___ Material provided

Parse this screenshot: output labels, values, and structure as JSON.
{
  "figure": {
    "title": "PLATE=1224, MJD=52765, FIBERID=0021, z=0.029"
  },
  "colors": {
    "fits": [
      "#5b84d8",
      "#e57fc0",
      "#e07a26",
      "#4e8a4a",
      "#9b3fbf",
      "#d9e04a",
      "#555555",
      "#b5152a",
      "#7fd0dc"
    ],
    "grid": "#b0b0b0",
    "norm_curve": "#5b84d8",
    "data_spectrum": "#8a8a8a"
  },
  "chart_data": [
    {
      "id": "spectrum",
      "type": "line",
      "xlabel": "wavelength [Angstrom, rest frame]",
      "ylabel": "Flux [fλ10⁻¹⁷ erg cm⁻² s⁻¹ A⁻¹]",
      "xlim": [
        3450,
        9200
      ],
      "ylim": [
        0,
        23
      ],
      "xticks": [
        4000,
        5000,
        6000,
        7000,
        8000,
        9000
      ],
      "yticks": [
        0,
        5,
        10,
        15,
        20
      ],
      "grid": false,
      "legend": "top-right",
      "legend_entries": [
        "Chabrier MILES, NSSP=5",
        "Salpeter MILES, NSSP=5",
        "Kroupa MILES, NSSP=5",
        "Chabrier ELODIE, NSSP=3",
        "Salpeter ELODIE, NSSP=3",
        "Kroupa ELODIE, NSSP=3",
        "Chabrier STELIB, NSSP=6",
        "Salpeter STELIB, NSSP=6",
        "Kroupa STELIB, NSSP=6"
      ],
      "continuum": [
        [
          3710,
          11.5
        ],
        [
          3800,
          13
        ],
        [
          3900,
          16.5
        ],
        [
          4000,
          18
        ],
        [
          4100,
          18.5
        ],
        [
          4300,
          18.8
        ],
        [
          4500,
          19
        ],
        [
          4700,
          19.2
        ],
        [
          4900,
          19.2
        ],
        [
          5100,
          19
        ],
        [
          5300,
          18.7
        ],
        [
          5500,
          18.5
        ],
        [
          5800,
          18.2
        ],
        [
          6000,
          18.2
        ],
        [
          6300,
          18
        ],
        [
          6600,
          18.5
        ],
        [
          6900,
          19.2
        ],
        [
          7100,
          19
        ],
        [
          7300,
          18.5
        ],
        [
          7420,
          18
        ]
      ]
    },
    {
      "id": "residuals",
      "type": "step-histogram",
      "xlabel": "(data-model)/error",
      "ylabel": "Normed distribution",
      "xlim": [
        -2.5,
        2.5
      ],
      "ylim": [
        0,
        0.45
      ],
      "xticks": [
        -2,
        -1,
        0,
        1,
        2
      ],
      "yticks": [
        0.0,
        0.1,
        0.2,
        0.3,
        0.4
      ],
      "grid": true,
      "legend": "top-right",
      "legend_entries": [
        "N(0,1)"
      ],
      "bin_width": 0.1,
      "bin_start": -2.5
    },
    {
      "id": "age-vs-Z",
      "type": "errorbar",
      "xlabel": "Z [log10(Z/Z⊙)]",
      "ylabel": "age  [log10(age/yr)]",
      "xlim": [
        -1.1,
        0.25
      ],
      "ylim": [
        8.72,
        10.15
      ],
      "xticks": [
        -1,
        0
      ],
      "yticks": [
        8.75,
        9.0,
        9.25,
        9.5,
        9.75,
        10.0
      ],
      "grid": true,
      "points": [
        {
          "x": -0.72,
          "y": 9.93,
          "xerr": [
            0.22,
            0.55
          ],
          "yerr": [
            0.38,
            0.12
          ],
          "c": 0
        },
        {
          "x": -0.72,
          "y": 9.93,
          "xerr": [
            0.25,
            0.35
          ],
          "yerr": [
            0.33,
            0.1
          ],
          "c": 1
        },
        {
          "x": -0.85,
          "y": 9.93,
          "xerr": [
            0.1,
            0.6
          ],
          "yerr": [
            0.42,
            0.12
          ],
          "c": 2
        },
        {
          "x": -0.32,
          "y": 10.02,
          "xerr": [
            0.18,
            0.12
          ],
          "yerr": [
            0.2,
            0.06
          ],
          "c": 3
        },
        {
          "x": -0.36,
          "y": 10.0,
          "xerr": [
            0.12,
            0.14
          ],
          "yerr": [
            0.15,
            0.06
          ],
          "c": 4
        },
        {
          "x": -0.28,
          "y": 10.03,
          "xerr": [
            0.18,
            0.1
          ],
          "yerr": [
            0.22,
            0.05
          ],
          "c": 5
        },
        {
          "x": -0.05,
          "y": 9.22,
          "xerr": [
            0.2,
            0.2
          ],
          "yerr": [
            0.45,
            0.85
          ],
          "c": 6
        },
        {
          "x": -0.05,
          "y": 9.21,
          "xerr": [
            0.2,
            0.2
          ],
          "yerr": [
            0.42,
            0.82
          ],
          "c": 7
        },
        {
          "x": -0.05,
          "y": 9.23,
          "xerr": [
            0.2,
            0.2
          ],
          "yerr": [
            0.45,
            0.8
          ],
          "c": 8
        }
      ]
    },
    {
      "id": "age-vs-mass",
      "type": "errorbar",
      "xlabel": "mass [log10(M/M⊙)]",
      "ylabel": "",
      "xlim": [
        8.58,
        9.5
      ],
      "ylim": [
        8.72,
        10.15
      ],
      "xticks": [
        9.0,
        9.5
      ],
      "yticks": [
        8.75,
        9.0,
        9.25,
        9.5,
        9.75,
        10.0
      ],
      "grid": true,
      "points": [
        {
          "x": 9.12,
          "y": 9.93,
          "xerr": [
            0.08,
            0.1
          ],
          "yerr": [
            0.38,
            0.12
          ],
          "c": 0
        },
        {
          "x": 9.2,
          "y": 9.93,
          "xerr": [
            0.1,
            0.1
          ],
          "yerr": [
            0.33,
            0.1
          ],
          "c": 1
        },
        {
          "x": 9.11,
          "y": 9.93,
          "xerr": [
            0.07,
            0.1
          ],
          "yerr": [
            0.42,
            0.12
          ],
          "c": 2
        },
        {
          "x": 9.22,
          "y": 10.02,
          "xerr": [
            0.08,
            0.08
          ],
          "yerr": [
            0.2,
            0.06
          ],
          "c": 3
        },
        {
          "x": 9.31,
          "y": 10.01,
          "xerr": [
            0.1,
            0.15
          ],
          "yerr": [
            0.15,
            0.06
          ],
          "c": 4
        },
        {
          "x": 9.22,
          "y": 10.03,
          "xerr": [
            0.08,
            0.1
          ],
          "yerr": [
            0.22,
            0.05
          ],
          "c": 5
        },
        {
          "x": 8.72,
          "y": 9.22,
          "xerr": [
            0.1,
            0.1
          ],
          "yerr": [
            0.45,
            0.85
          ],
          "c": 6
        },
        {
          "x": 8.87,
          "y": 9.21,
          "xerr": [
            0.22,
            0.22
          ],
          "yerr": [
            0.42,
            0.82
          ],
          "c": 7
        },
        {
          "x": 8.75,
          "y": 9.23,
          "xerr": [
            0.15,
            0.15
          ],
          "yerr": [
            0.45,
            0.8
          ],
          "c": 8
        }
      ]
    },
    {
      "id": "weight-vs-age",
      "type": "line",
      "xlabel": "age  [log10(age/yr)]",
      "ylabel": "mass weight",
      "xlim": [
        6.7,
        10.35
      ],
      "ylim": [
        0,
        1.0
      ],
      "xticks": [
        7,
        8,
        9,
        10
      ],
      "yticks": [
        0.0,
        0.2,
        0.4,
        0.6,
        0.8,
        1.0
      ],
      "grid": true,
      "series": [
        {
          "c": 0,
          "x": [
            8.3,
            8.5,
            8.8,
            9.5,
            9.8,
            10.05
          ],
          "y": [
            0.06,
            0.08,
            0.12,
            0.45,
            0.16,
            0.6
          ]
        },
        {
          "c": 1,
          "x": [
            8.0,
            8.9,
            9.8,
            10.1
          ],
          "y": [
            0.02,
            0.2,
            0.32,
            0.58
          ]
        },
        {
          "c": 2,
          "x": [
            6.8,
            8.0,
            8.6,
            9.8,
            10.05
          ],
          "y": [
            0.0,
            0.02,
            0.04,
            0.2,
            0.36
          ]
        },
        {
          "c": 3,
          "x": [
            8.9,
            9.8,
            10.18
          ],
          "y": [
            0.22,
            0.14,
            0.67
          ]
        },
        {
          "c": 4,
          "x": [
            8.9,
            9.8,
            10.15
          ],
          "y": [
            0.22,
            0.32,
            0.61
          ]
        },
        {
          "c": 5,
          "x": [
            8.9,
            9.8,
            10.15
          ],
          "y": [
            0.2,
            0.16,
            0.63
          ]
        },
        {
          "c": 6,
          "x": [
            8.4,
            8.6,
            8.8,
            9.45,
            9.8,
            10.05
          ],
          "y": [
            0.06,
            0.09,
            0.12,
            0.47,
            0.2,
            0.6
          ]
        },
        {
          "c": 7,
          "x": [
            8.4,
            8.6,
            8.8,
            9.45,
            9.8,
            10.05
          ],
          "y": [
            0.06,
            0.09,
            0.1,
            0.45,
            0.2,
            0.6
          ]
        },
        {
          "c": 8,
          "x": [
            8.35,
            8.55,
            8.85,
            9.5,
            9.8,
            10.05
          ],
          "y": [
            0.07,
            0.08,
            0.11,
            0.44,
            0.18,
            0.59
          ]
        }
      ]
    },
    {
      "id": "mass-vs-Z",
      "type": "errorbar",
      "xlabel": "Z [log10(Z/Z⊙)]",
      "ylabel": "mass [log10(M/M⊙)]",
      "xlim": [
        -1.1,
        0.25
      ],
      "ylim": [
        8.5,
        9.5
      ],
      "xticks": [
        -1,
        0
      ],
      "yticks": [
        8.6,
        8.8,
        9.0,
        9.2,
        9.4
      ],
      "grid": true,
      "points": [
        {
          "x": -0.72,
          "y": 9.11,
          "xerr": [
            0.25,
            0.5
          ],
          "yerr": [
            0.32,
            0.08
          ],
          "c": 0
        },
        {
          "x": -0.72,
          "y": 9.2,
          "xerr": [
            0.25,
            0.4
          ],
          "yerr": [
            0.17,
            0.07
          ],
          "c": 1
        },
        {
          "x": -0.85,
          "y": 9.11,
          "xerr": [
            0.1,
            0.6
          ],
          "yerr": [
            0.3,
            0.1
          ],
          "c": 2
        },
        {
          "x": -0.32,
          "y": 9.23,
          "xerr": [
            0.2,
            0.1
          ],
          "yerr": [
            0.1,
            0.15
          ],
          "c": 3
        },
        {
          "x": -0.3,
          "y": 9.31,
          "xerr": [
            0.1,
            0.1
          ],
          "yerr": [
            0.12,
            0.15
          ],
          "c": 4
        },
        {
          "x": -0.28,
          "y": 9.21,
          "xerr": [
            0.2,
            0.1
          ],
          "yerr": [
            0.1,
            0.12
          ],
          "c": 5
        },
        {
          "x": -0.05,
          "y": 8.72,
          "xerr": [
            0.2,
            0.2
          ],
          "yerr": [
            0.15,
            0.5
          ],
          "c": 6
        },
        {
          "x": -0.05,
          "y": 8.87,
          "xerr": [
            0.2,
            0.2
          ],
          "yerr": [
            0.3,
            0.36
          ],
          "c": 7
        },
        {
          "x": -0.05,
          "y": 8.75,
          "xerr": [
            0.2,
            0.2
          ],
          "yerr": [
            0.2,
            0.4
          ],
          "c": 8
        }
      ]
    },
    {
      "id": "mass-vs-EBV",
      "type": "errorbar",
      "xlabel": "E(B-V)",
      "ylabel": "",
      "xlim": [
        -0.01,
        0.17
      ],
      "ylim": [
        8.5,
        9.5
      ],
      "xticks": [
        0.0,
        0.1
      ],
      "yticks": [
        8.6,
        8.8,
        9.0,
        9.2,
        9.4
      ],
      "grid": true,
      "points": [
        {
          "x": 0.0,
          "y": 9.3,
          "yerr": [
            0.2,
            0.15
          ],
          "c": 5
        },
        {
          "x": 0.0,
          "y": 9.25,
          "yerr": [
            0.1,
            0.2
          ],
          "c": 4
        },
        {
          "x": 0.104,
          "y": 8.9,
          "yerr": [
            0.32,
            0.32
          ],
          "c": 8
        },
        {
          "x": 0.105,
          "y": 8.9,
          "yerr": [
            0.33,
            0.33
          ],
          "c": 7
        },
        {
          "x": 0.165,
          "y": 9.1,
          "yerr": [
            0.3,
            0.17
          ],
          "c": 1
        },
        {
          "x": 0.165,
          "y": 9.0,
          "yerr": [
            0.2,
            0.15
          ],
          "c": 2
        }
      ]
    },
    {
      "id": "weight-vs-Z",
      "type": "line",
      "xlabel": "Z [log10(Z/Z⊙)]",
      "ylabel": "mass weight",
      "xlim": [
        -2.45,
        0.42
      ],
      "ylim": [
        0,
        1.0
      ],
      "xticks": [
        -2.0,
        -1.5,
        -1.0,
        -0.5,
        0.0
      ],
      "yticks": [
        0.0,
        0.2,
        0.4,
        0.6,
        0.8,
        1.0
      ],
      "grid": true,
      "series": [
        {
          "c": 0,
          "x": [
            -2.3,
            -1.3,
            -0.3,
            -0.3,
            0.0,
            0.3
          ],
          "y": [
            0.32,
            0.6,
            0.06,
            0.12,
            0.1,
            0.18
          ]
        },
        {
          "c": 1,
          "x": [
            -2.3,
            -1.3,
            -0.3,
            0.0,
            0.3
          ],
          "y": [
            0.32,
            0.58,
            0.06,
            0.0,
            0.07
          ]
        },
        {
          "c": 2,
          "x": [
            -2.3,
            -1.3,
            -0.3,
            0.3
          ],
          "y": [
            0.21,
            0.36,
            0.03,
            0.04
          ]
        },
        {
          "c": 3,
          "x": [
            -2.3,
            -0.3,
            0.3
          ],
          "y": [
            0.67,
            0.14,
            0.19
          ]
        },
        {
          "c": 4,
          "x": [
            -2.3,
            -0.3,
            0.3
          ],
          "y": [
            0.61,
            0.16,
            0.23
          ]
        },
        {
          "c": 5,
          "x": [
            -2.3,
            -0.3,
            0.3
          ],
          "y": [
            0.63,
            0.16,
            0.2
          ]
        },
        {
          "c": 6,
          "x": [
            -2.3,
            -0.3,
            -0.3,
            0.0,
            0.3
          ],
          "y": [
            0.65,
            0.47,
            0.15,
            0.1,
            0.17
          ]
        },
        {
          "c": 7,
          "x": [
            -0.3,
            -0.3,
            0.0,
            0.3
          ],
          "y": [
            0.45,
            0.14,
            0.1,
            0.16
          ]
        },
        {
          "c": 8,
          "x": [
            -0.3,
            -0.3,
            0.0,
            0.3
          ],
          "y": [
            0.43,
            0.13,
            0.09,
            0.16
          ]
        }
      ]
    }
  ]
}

______

• _What you are asked to do_
Pick out every line holding the string "MILES" and return it.

• _Solved problem_
        "Chabrier MILES, NSSP=5",
        "Salpeter MILES, NSSP=5",
        "Kroupa MILES, NSSP=5",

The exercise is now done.